*What you will do*: Extract the whole listing as it stands. Do not include the pictures.

--- begin Task material ---

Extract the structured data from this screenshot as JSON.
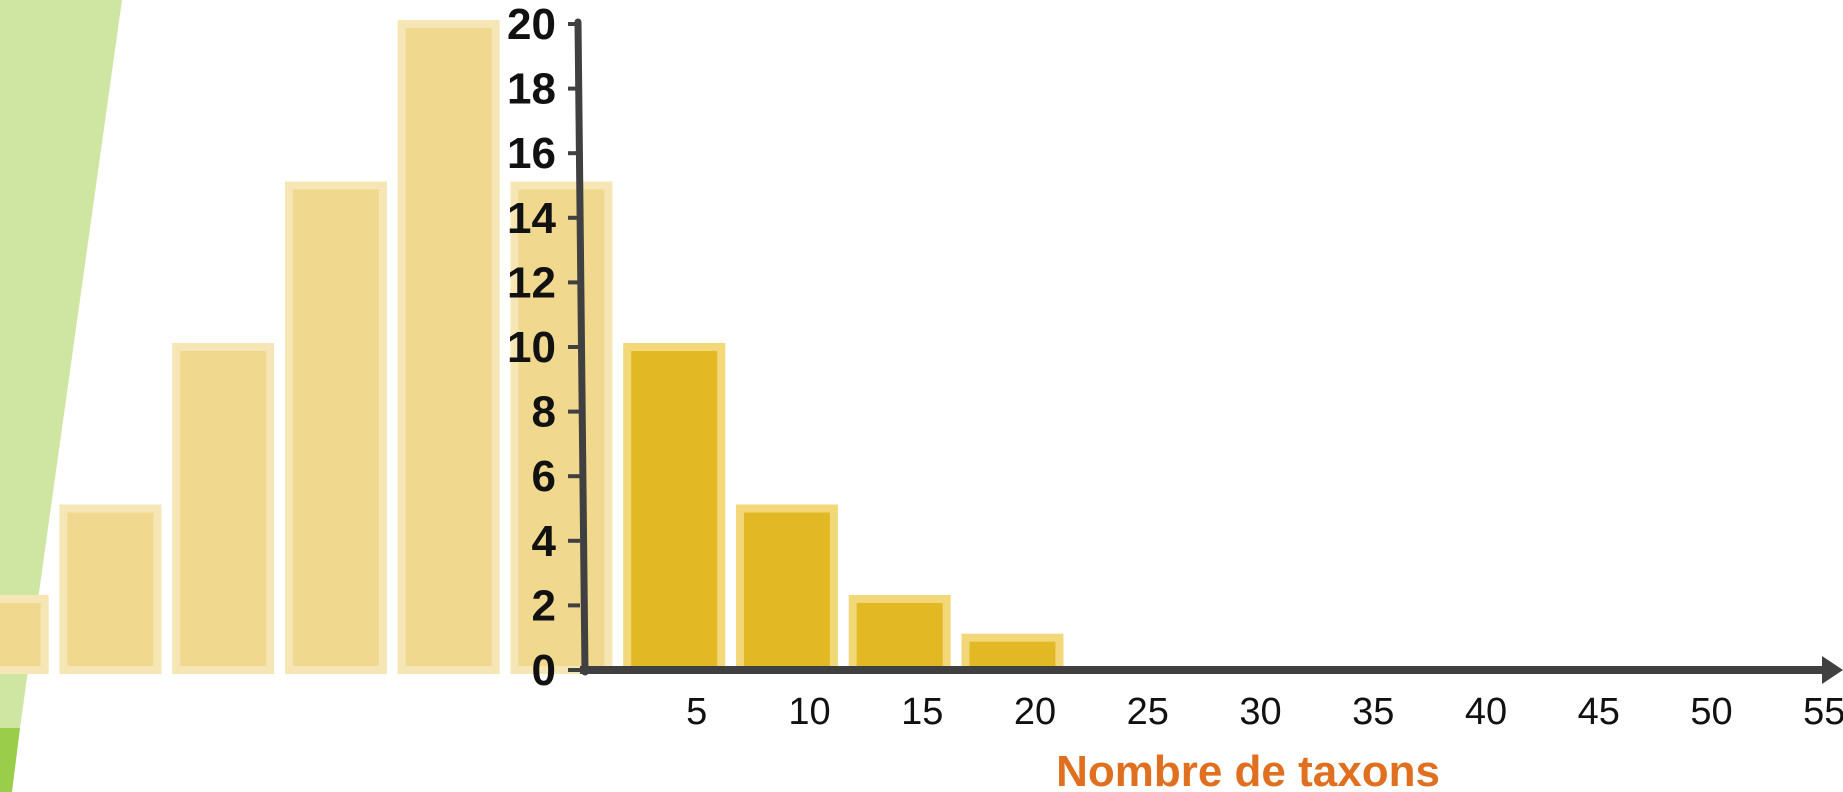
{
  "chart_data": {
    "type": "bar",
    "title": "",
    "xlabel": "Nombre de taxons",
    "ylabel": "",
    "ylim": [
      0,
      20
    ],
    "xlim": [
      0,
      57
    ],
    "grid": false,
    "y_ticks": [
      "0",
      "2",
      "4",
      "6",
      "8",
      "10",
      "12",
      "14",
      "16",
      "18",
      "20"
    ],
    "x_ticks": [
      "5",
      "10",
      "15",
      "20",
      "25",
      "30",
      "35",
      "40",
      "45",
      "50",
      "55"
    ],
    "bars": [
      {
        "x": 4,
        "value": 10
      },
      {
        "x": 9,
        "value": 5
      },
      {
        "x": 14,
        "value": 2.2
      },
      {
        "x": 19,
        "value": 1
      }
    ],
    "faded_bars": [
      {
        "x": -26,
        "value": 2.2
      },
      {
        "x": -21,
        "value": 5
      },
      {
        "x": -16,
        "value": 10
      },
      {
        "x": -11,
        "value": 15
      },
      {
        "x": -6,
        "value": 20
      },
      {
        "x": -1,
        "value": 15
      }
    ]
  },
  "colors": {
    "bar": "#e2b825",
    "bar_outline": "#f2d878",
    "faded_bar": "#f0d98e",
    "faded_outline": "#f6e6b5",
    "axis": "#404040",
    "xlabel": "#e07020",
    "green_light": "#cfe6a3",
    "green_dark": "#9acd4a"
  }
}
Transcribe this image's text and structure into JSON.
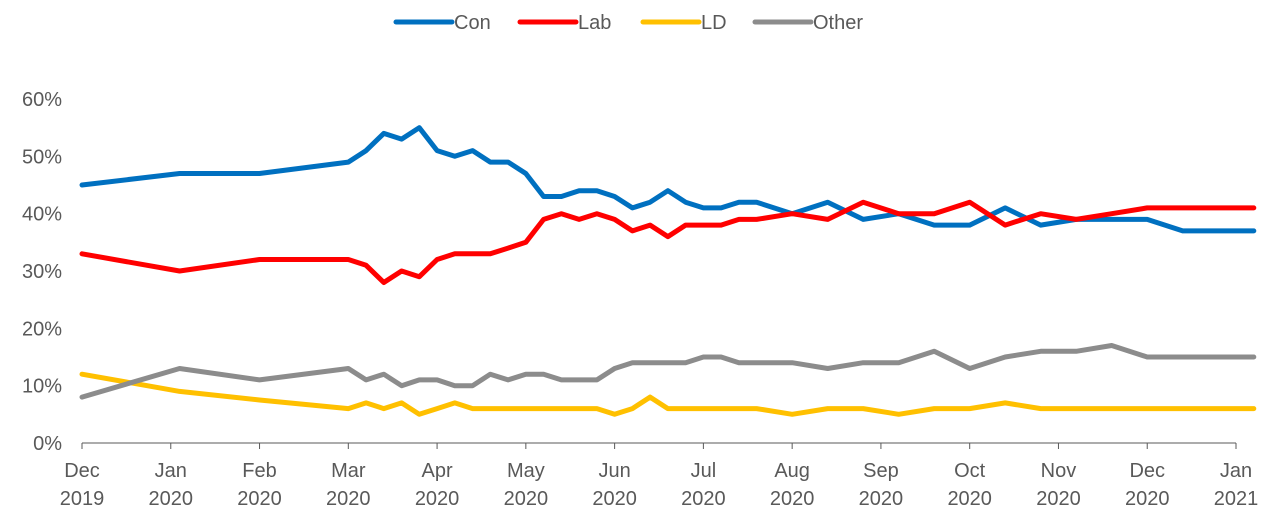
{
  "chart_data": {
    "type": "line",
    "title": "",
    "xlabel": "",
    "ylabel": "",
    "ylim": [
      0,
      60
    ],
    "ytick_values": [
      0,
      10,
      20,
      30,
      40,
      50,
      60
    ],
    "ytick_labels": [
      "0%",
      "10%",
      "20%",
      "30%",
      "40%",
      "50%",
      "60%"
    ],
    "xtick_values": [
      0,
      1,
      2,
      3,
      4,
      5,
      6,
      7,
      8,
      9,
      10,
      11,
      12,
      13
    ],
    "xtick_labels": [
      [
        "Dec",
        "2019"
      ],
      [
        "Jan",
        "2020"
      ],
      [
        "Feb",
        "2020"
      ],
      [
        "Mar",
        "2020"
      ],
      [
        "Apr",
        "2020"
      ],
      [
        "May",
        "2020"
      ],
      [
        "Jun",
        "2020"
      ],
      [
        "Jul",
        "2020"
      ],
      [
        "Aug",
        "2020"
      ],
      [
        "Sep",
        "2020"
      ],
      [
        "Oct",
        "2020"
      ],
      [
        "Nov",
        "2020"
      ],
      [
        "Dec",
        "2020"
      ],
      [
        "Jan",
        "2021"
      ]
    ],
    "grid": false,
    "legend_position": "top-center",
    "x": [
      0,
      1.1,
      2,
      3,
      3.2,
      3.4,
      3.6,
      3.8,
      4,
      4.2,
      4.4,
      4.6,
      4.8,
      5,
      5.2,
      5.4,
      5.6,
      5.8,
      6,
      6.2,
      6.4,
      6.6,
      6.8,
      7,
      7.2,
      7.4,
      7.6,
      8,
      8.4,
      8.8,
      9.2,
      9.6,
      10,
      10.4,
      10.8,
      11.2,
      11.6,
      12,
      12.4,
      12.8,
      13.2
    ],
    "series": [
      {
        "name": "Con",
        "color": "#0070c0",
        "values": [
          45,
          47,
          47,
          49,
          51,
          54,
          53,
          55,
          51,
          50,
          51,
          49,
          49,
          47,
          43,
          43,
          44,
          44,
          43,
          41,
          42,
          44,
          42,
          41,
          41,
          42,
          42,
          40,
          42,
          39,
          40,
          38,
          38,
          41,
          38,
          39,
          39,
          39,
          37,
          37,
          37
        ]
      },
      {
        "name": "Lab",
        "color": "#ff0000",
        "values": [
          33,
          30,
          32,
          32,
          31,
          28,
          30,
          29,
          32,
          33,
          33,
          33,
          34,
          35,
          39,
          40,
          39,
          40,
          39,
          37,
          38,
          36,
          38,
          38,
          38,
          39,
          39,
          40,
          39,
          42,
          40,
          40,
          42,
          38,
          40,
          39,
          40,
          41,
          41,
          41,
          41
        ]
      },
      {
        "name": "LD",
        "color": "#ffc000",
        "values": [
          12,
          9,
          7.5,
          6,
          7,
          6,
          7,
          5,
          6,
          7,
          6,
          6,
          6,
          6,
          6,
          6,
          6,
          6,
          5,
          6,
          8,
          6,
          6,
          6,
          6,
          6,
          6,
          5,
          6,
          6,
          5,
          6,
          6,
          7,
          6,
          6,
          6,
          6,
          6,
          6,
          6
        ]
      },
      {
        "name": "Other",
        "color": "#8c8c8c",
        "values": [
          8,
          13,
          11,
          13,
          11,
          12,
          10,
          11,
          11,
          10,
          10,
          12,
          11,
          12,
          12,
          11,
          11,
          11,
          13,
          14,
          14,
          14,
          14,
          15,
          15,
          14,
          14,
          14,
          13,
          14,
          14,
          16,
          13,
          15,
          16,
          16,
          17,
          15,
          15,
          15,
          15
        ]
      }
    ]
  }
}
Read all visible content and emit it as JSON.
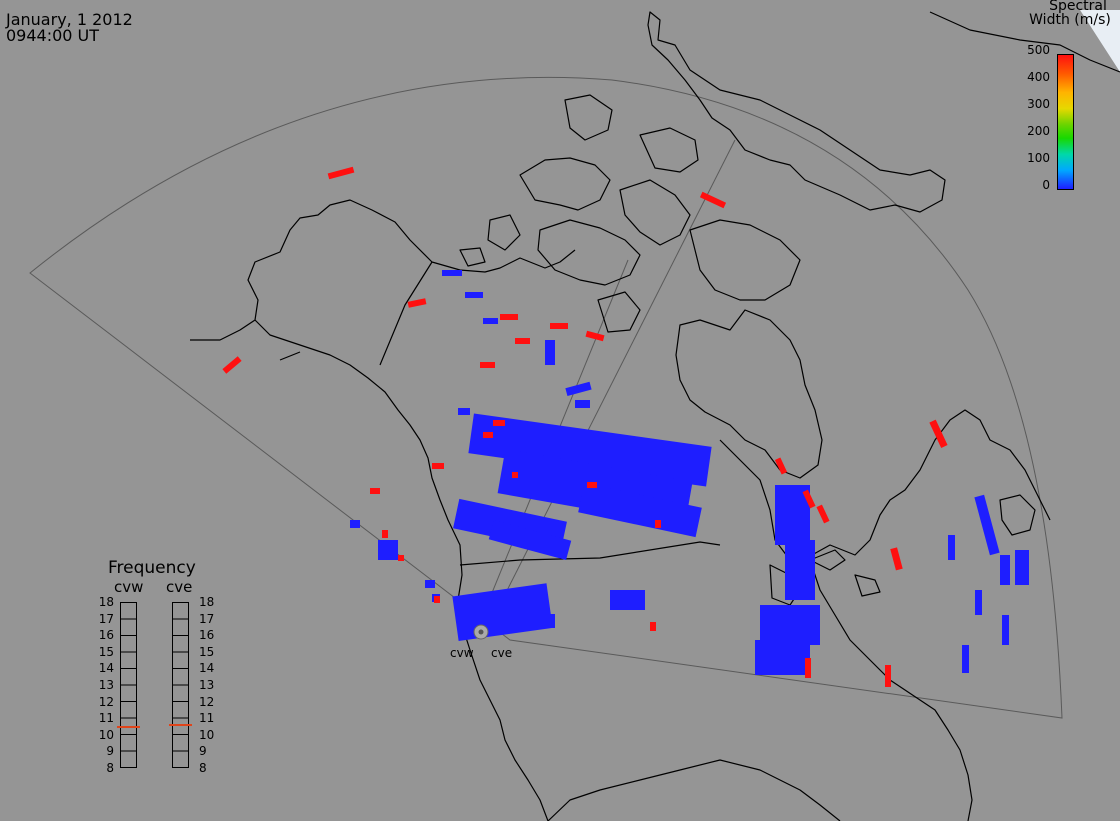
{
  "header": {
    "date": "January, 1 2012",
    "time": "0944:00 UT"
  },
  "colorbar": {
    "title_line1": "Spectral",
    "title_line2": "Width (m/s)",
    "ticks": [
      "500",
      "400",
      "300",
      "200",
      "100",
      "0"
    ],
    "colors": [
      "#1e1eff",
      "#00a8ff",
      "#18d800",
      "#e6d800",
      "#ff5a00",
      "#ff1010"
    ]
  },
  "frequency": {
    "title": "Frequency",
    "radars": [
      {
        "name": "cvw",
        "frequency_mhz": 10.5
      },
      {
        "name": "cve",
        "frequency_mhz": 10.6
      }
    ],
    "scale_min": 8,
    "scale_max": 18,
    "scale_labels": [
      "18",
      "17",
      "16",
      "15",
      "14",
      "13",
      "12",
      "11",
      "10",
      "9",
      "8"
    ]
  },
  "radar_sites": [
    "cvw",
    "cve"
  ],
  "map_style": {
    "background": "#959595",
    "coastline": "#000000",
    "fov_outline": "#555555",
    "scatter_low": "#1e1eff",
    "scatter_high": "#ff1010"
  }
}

--- end Task material ---

*Expected answer*:
Extract the structured data from this screenshot as JSON.
{
  "chart_data": {
    "type": "bar",
    "title": "",
    "xlabel": "Nombre de taxons",
    "ylabel": "",
    "ylim": [
      0,
      20
    ],
    "xlim": [
      0,
      57
    ],
    "grid": false,
    "y_ticks": [
      "0",
      "2",
      "4",
      "6",
      "8",
      "10",
      "12",
      "14",
      "16",
      "18",
      "20"
    ],
    "x_ticks": [
      "5",
      "10",
      "15",
      "20",
      "25",
      "30",
      "35",
      "40",
      "45",
      "50",
      "55"
    ],
    "bars": [
      {
        "x": 4,
        "value": 10
      },
      {
        "x": 9,
        "value": 5
      },
      {
        "x": 14,
        "value": 2.2
      },
      {
        "x": 19,
        "value": 1
      }
    ],
    "faded_bars": [
      {
        "x": -26,
        "value": 2.2
      },
      {
        "x": -21,
        "value": 5
      },
      {
        "x": -16,
        "value": 10
      },
      {
        "x": -11,
        "value": 15
      },
      {
        "x": -6,
        "value": 20
      },
      {
        "x": -1,
        "value": 15
      }
    ]
  },
  "colors": {
    "bar": "#e2b825",
    "bar_outline": "#f2d878",
    "faded_bar": "#f0d98e",
    "faded_outline": "#f6e6b5",
    "axis": "#404040",
    "xlabel": "#e07020",
    "green_light": "#cfe6a3",
    "green_dark": "#9acd4a"
  }
}
Transcribe this image's text and structure into JSON.
{
  "chart_data": {
    "type": "line",
    "title": "",
    "xlabel": "",
    "ylabel": "",
    "ylim": [
      0,
      60
    ],
    "ytick_values": [
      0,
      10,
      20,
      30,
      40,
      50,
      60
    ],
    "ytick_labels": [
      "0%",
      "10%",
      "20%",
      "30%",
      "40%",
      "50%",
      "60%"
    ],
    "xtick_values": [
      0,
      1,
      2,
      3,
      4,
      5,
      6,
      7,
      8,
      9,
      10,
      11,
      12,
      13
    ],
    "xtick_labels": [
      [
        "Dec",
        "2019"
      ],
      [
        "Jan",
        "2020"
      ],
      [
        "Feb",
        "2020"
      ],
      [
        "Mar",
        "2020"
      ],
      [
        "Apr",
        "2020"
      ],
      [
        "May",
        "2020"
      ],
      [
        "Jun",
        "2020"
      ],
      [
        "Jul",
        "2020"
      ],
      [
        "Aug",
        "2020"
      ],
      [
        "Sep",
        "2020"
      ],
      [
        "Oct",
        "2020"
      ],
      [
        "Nov",
        "2020"
      ],
      [
        "Dec",
        "2020"
      ],
      [
        "Jan",
        "2021"
      ]
    ],
    "grid": false,
    "legend_position": "top-center",
    "x": [
      0,
      1.1,
      2,
      3,
      3.2,
      3.4,
      3.6,
      3.8,
      4,
      4.2,
      4.4,
      4.6,
      4.8,
      5,
      5.2,
      5.4,
      5.6,
      5.8,
      6,
      6.2,
      6.4,
      6.6,
      6.8,
      7,
      7.2,
      7.4,
      7.6,
      8,
      8.4,
      8.8,
      9.2,
      9.6,
      10,
      10.4,
      10.8,
      11.2,
      11.6,
      12,
      12.4,
      12.8,
      13.2
    ],
    "series": [
      {
        "name": "Con",
        "color": "#0070c0",
        "values": [
          45,
          47,
          47,
          49,
          51,
          54,
          53,
          55,
          51,
          50,
          51,
          49,
          49,
          47,
          43,
          43,
          44,
          44,
          43,
          41,
          42,
          44,
          42,
          41,
          41,
          42,
          42,
          40,
          42,
          39,
          40,
          38,
          38,
          41,
          38,
          39,
          39,
          39,
          37,
          37,
          37
        ]
      },
      {
        "name": "Lab",
        "color": "#ff0000",
        "values": [
          33,
          30,
          32,
          32,
          31,
          28,
          30,
          29,
          32,
          33,
          33,
          33,
          34,
          35,
          39,
          40,
          39,
          40,
          39,
          37,
          38,
          36,
          38,
          38,
          38,
          39,
          39,
          40,
          39,
          42,
          40,
          40,
          42,
          38,
          40,
          39,
          40,
          41,
          41,
          41,
          41
        ]
      },
      {
        "name": "LD",
        "color": "#ffc000",
        "values": [
          12,
          9,
          7.5,
          6,
          7,
          6,
          7,
          5,
          6,
          7,
          6,
          6,
          6,
          6,
          6,
          6,
          6,
          6,
          5,
          6,
          8,
          6,
          6,
          6,
          6,
          6,
          6,
          5,
          6,
          6,
          5,
          6,
          6,
          7,
          6,
          6,
          6,
          6,
          6,
          6,
          6
        ]
      },
      {
        "name": "Other",
        "color": "#8c8c8c",
        "values": [
          8,
          13,
          11,
          13,
          11,
          12,
          10,
          11,
          11,
          10,
          10,
          12,
          11,
          12,
          12,
          11,
          11,
          11,
          13,
          14,
          14,
          14,
          14,
          15,
          15,
          14,
          14,
          14,
          13,
          14,
          14,
          16,
          13,
          15,
          16,
          16,
          17,
          15,
          15,
          15,
          15
        ]
      }
    ]
  }
}
Read all visible content and emit it as JSON.
{
  "header": {
    "date": "January, 1 2012",
    "time": "0944:00 UT"
  },
  "colorbar": {
    "title_line1": "Spectral",
    "title_line2": "Width (m/s)",
    "ticks": [
      "500",
      "400",
      "300",
      "200",
      "100",
      "0"
    ],
    "colors": [
      "#1e1eff",
      "#00a8ff",
      "#18d800",
      "#e6d800",
      "#ff5a00",
      "#ff1010"
    ]
  },
  "frequency": {
    "title": "Frequency",
    "radars": [
      {
        "name": "cvw",
        "frequency_mhz": 10.5
      },
      {
        "name": "cve",
        "frequency_mhz": 10.6
      }
    ],
    "scale_min": 8,
    "scale_max": 18,
    "scale_labels": [
      "18",
      "17",
      "16",
      "15",
      "14",
      "13",
      "12",
      "11",
      "10",
      "9",
      "8"
    ]
  },
  "radar_sites": [
    "cvw",
    "cve"
  ],
  "map_style": {
    "background": "#959595",
    "coastline": "#000000",
    "fov_outline": "#555555",
    "scatter_low": "#1e1eff",
    "scatter_high": "#ff1010"
  }
}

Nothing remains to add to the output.